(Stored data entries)
((
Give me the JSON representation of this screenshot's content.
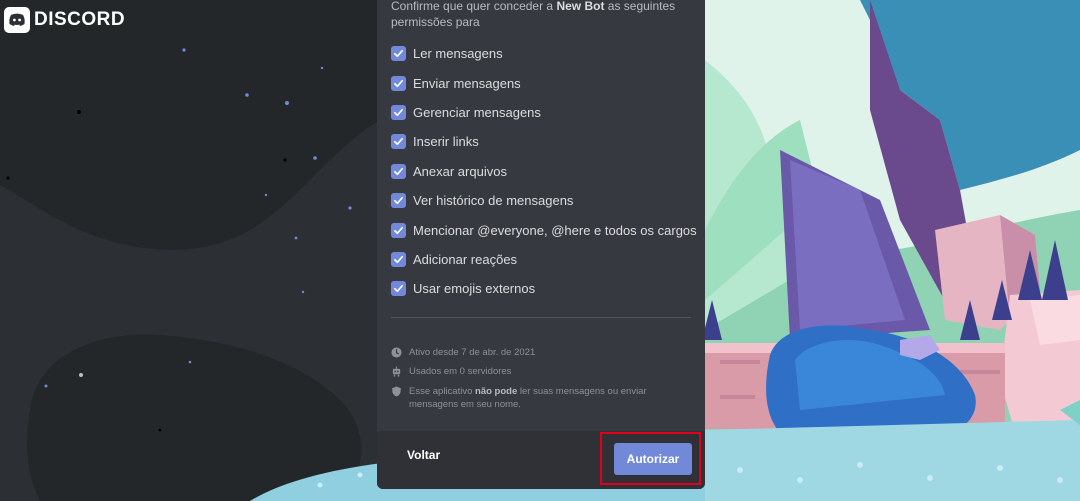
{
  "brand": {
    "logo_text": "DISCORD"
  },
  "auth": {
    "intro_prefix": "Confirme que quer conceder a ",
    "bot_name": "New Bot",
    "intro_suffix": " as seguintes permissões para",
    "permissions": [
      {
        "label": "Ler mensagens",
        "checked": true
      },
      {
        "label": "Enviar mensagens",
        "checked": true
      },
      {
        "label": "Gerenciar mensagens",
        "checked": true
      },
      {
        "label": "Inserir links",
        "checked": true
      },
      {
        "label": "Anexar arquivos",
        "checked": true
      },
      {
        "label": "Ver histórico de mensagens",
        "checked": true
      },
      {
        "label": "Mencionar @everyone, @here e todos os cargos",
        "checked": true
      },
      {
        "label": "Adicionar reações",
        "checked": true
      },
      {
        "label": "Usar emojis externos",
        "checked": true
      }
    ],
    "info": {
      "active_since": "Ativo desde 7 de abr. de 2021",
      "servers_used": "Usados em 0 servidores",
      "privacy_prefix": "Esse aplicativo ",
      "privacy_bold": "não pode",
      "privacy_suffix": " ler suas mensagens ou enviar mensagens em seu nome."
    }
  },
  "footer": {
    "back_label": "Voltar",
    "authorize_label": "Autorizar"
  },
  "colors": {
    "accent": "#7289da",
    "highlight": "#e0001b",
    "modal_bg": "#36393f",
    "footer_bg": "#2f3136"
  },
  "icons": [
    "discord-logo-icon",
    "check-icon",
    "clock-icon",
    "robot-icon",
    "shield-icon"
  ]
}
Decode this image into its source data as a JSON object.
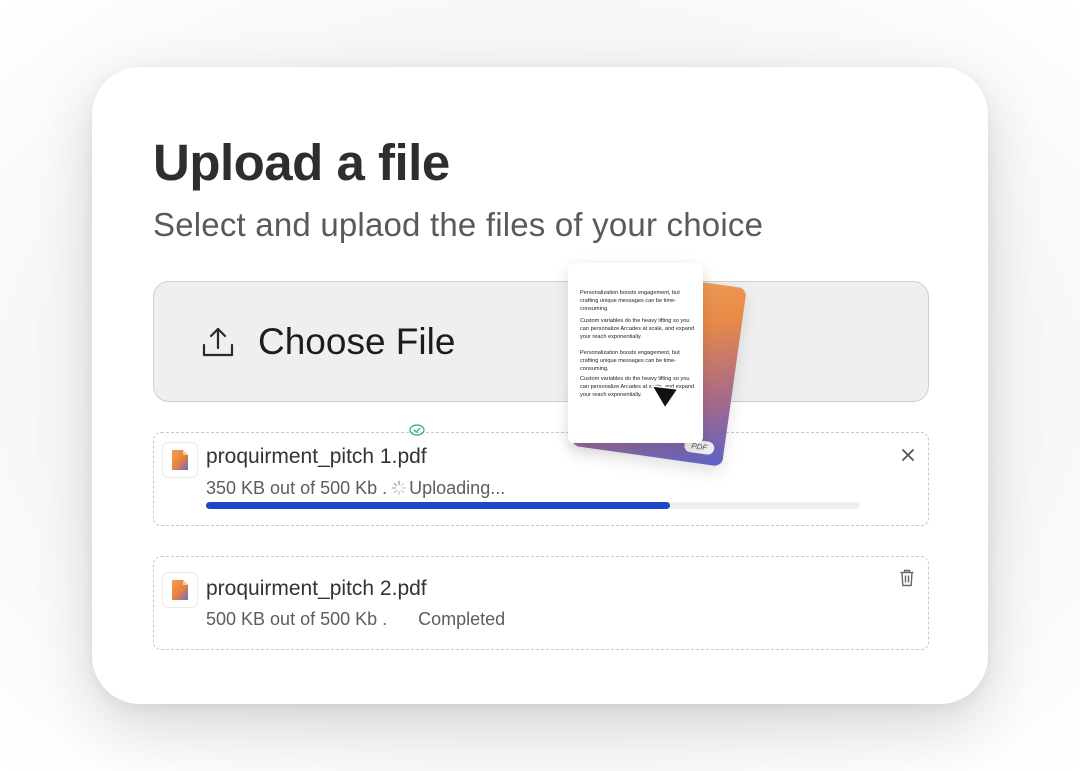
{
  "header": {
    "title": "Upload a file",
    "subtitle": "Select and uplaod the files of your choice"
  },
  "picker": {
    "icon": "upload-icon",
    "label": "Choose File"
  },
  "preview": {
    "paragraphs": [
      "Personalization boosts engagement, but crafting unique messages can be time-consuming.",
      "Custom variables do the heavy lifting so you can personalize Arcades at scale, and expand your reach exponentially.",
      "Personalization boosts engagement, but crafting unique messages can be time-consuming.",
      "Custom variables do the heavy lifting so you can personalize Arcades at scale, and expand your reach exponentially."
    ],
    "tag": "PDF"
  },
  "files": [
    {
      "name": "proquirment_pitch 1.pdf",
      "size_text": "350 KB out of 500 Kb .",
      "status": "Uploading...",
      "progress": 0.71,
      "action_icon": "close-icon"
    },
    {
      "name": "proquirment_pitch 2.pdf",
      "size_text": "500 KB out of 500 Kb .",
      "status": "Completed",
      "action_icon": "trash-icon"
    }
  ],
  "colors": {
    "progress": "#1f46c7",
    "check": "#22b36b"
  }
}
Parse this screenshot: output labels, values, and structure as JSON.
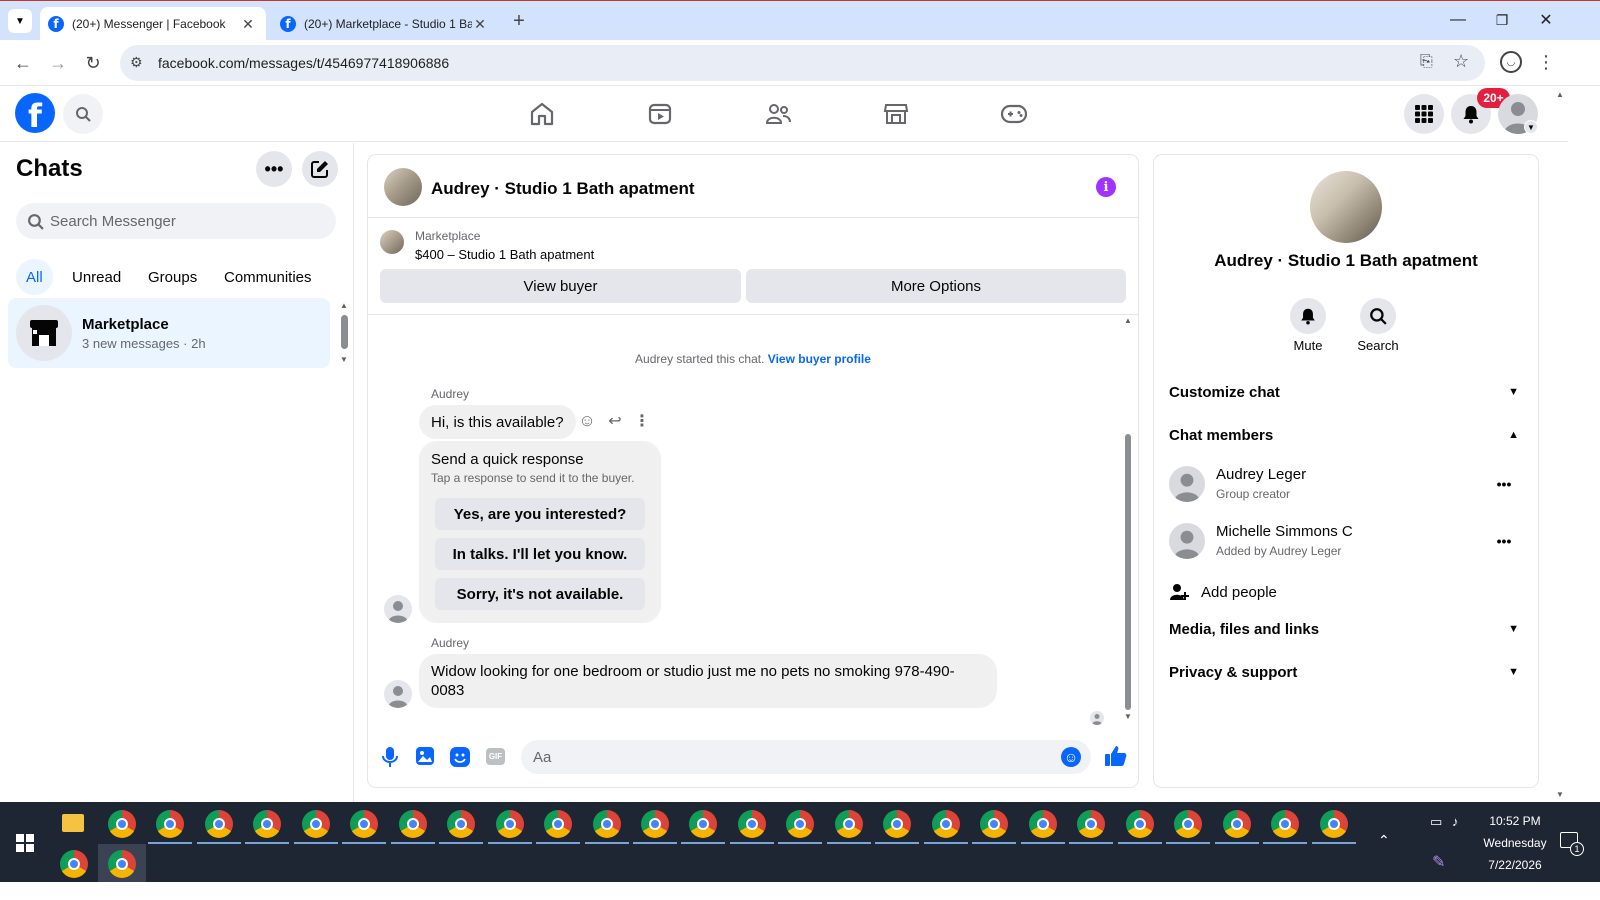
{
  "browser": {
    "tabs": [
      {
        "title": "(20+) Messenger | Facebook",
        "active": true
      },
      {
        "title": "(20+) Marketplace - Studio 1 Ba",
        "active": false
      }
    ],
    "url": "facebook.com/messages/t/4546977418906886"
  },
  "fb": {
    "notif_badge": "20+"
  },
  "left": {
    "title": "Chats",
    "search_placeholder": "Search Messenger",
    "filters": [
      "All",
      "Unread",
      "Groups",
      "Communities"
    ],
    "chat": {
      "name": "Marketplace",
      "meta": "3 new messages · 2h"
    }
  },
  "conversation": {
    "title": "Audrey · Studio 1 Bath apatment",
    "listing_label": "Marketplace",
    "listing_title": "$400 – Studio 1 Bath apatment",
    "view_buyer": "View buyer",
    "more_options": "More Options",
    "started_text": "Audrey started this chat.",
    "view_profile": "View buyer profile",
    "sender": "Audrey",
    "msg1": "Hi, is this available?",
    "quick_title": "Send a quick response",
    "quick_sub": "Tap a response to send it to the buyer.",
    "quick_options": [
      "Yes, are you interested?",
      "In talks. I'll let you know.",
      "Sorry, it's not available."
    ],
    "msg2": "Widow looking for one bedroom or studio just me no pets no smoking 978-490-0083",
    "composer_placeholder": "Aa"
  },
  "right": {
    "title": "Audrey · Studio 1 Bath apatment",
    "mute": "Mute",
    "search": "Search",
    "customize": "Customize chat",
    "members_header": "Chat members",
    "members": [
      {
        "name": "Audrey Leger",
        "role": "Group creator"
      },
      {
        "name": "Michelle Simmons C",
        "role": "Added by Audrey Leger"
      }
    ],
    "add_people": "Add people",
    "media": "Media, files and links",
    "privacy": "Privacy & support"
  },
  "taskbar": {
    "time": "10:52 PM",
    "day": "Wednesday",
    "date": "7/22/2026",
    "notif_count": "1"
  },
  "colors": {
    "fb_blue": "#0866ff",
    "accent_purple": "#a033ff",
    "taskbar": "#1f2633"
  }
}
))
*YOUR OBJECTIVE*. Extract every line above containing the word "links".

*EXERCISE ANSWER*.
        "label": "Inserir links",
    "media": "Media, files and links",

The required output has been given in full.